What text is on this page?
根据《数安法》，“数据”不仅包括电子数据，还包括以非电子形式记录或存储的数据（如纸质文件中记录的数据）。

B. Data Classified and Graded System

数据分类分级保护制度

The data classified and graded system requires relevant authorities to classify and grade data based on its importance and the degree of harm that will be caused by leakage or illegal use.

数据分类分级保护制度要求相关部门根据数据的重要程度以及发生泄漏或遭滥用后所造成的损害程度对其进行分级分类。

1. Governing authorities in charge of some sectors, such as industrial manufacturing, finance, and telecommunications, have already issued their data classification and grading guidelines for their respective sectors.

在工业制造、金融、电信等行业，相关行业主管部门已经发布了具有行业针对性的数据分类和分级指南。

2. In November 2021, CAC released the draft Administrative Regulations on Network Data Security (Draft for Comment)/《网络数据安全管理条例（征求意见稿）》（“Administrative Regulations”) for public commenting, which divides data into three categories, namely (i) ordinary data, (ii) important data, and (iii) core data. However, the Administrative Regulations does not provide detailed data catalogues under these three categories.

※

■ **EXERCISE PROMPT**
Every entry should be output exactly as written, please.

■ **EXERCISE RESPONSE**
What text is on this page?
根据《数安法》，“数据”不仅包括电子数据，还包括以非电子形式记录或存储的数据（如纸质文件中记录的数据）。

B. Data Classified and Graded System

数据分类分级保护制度

The data classified and graded system requires relevant authorities to classify and grade data based on its importance and the degree of harm that will be caused by leakage or illegal use.

数据分类分级保护制度要求相关部门根据数据的重要程度以及发生泄漏或遭滥用后所造成的损害程度对其进行分级分类。

1. Governing authorities in charge of some sectors, such as industrial manufacturing, finance, and telecommunications, have already issued their data classification and grading guidelines for their respective sectors.

在工业制造、金融、电信等行业，相关行业主管部门已经发布了具有行业针对性的数据分类和分级指南。

2. In November 2021, CAC released the draft Administrative Regulations on Network Data Security (Draft for Comment)/《网络数据安全管理条例（征求意见稿）》（“Administrative Regulations”) for public commenting, which divides data into three categories, namely (i) ordinary data, (ii) important data, and (iii) core data. However, the Administrative Regulations does not provide detailed data catalogues under these three categories.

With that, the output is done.